Provided data »

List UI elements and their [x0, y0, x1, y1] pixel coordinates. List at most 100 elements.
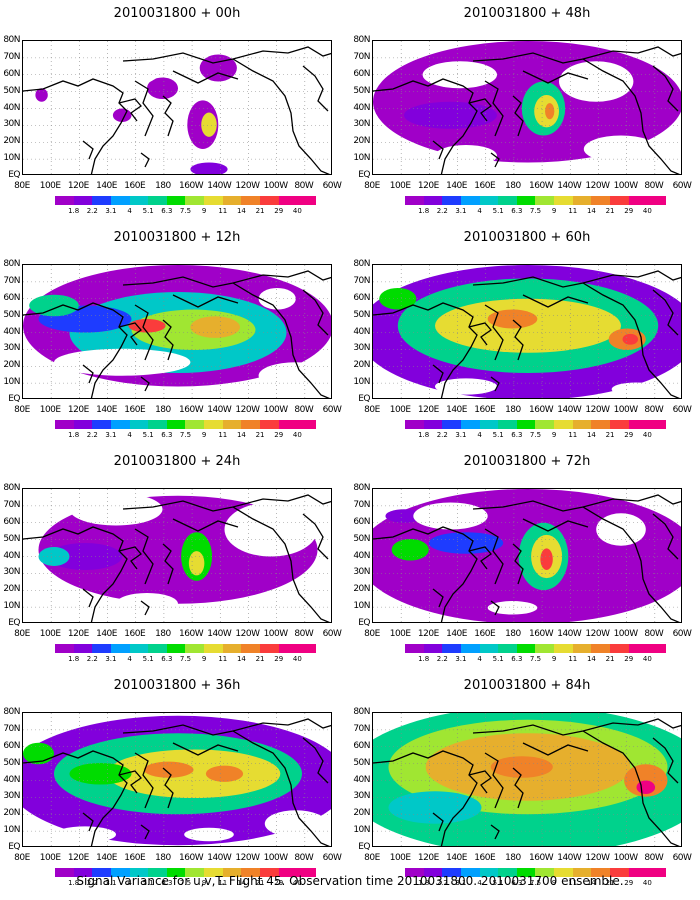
colorbar-swatch	[129, 868, 149, 877]
no-signal-area	[413, 502, 488, 530]
latitude-label: 80N	[353, 35, 370, 45]
coastline	[122, 718, 331, 736]
longitude-label: 160W	[179, 405, 204, 415]
latitude-label: 50N	[353, 309, 370, 320]
latitude-label: 10N	[353, 153, 370, 164]
coastline	[172, 742, 239, 756]
variance-contour	[190, 162, 228, 174]
coastline	[582, 58, 680, 174]
panel-title: 2010031800 + 00h	[113, 6, 241, 21]
coastline	[82, 364, 94, 384]
colorbar-label: 6.3	[511, 655, 523, 663]
panel-title: 2010031800 + 36h	[113, 678, 241, 693]
longitude-label: 120E	[417, 629, 439, 639]
colorbar-swatch	[516, 868, 536, 877]
colorbar-label: 9	[201, 207, 207, 215]
colorbar-label: 6.3	[511, 879, 523, 887]
coastline	[512, 95, 524, 137]
longitude-label: 100E	[39, 405, 61, 415]
coastline	[140, 824, 150, 840]
longitude-label: 120E	[67, 405, 89, 415]
colorbar-label: 1.8	[418, 655, 430, 663]
variance-contour	[188, 551, 205, 576]
colorbar	[405, 644, 666, 653]
colorbar-label: 9	[551, 431, 557, 439]
coastline	[302, 289, 329, 336]
map-canvas	[23, 265, 331, 398]
coastline	[432, 364, 444, 384]
coastline	[484, 80, 504, 137]
longitude-label: 80W	[294, 853, 314, 863]
longitude-label: 160W	[179, 853, 204, 863]
latitude-label: 70N	[3, 499, 20, 510]
colorbar-label: 40	[642, 431, 652, 439]
longitude-label: 100W	[263, 629, 289, 639]
latitude-label: 60N	[353, 292, 370, 303]
colorbar-swatch	[591, 196, 611, 205]
coastline	[432, 140, 444, 160]
latitude-label: 40N	[353, 774, 370, 785]
no-signal-area	[54, 826, 116, 843]
colorbar-label: 11	[218, 655, 228, 663]
colorbar-label: 5.1	[142, 207, 154, 215]
coastline	[302, 737, 329, 784]
colorbar-swatch	[55, 644, 74, 653]
colorbar-swatch	[498, 644, 517, 653]
colorbar-label: 21	[605, 207, 615, 215]
variance-contour	[545, 103, 555, 120]
colorbar-label: 11	[568, 431, 578, 439]
latitude-label: 10N	[3, 153, 20, 164]
coastline	[652, 289, 679, 336]
variance-contour	[143, 761, 194, 778]
latitude-label: 50N	[353, 533, 370, 544]
colorbar-swatch	[498, 868, 517, 877]
forecast-panel: 2010031800 + 36h 80N 70N 60N 50N 40N 30N 20N 10N…	[0, 672, 350, 894]
colorbar-swatch	[498, 196, 517, 205]
colorbar-label: 1.8	[68, 879, 80, 887]
longitude-label: 60W	[322, 629, 342, 639]
longitude-label: 80E	[364, 405, 380, 415]
coastline	[472, 718, 681, 736]
longitude-label: 80W	[644, 181, 664, 191]
longitude-label: 140E	[446, 181, 467, 191]
colorbar-label: 21	[605, 879, 615, 887]
colorbar-swatch	[498, 420, 517, 429]
colorbar-label: 7.5	[529, 207, 542, 215]
latitude-label: 10N	[353, 377, 370, 388]
colorbar-label: 3.1	[455, 879, 467, 887]
latitude-label: 60N	[3, 740, 20, 751]
coastline	[118, 770, 142, 794]
coastline	[582, 730, 680, 846]
colorbar-label: 11	[568, 207, 578, 215]
latitude-label: EQ	[358, 170, 370, 180]
variance-map	[372, 712, 682, 847]
longitude-label: 100E	[389, 181, 411, 191]
colorbar-swatch	[554, 196, 573, 205]
latitude-label: 70N	[3, 275, 20, 286]
colorbar-label: 11	[218, 207, 228, 215]
longitude-label: 60W	[322, 181, 342, 191]
colorbar-label: 1.8	[418, 431, 430, 439]
forecast-panel: 2010031800 + 84h 80N 70N 60N 50N 40N 30N 20N 10N…	[350, 672, 700, 894]
colorbar-swatch	[442, 644, 461, 653]
colorbar-swatch	[92, 196, 111, 205]
colorbar-swatch	[204, 868, 223, 877]
latitude-label: 60N	[3, 516, 20, 527]
colorbar-swatch	[278, 196, 298, 205]
colorbar-swatch	[241, 868, 261, 877]
colorbar-label: 7.5	[179, 207, 192, 215]
longitude-label: 80E	[14, 405, 30, 415]
variance-contour	[622, 333, 639, 345]
colorbar-label: 2.2	[436, 207, 448, 215]
longitude-label: 100E	[39, 629, 61, 639]
longitude-label: 120W	[585, 629, 610, 639]
colorbar-swatch	[647, 196, 666, 205]
forecast-panel: 2010031800 + 72h 80N 70N 60N 50N 40N 30N 20N 10N…	[350, 448, 700, 670]
variance-map	[372, 40, 682, 175]
coastline	[490, 824, 500, 840]
coastline	[118, 546, 142, 570]
colorbar-label: 29	[624, 655, 634, 663]
latitude-label: 20N	[3, 136, 20, 147]
map-canvas	[23, 41, 331, 174]
coastline	[512, 543, 524, 585]
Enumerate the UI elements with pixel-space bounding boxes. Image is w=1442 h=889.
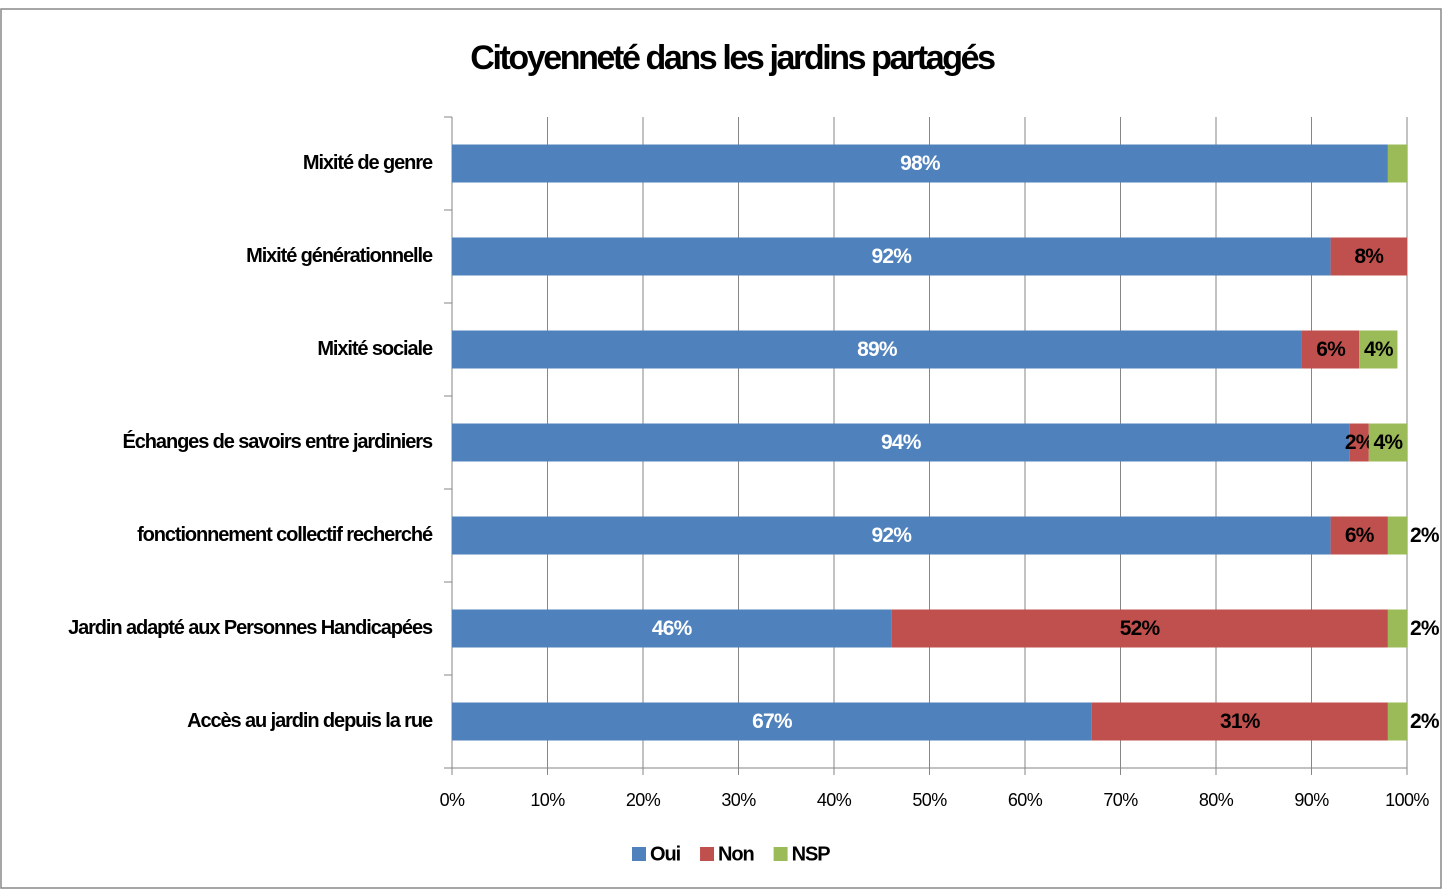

Exercise details » Arrange the lines as a Markdown table with the columns Row and Line, leaving out any blank lines. Begin at the line that contains "868, 149, 877]" and stop after the line that contains "207, 615, 215]".

The response »
| Row | Line |
|---|---|
| 1 | colorbar-swatch	[129, 868, 149, 877] |
| 2 | no-signal-area	[413, 502, 488, 530] |
| 3 | latitude-label: 80N	[353, 35, 370, 45] |
| 4 | coastline	[122, 718, 331, 736] |
| 5 | longitude-label: 160W	[179, 405, 204, 415] |
| 6 | latitude-label: 50N	[353, 309, 370, 320] |
| 7 | latitude-label: 10N	[353, 153, 370, 164] |
| 8 | coastline	[172, 742, 239, 756] |
| 9 | variance-contour	[190, 162, 228, 174] |
| 10 | coastline	[582, 58, 680, 174] |
| 11 | panel-title: 2010031800 + 00h	[113, 6, 241, 21] |
| 12 | coastline	[82, 364, 94, 384] |
| 13 | colorbar-label: 6.3	[511, 655, 523, 663] |
| 14 | panel-title: 2010031800 + 36h	[113, 678, 241, 693] |
| 15 | longitude-label: 120E	[417, 629, 439, 639] |
| 16 | colorbar-swatch	[516, 868, 536, 877] |
| 17 | colorbar-label: 9	[201, 207, 207, 215] |
| 18 | colorbar-label: 6.3	[511, 879, 523, 887] |
| 19 | coastline	[512, 95, 524, 137] |
| 20 | longitude-label: 100E	[39, 405, 61, 415] |
| 21 | coastline	[140, 824, 150, 840] |
| 22 | longitude-label: 120E	[67, 405, 89, 415] |
| 23 | colorbar-label: 1.8	[418, 655, 430, 663] |
| 24 | variance-contour	[188, 551, 205, 576] |
| 25 | colorbar	[405, 644, 666, 653] |
| 26 | colorbar-label: 9	[551, 431, 557, 439] |
| 27 | coastline	[302, 289, 329, 336] |
| 28 | map-canvas	[23, 265, 331, 398] |
| 29 | coastline	[432, 364, 444, 384] |
| 30 | coastline	[484, 80, 504, 137] |
| 31 | longitude-label: 80W	[294, 853, 314, 863] |
| 32 | longitude-label: 160W	[179, 853, 204, 863] |
| 33 | latitude-label: 70N	[3, 499, 20, 510] |
| 34 | colorbar-label: 40	[642, 431, 652, 439] |
| 35 | longitude-label: 100W	[263, 629, 289, 639] |
| 36 | latitude-label: 60N	[353, 292, 370, 303] |
| 37 | colorbar-swatch	[591, 196, 611, 205] |
| 38 | coastline	[432, 140, 444, 160] |
| 39 | latitude-label: 40N	[353, 774, 370, 785] |
| 40 | no-signal-area	[54, 826, 116, 843] |
| 41 | colorbar-label: 11	[218, 655, 228, 663] |
| 42 | colorbar-label: 5.1	[142, 207, 154, 215] |
| 43 | coastline	[302, 737, 329, 784] |
| 44 | colorbar-swatch	[55, 644, 74, 653] |
| 45 | colorbar-swatch	[498, 644, 517, 653] |
| 46 | colorbar-label: 21	[605, 207, 615, 215] |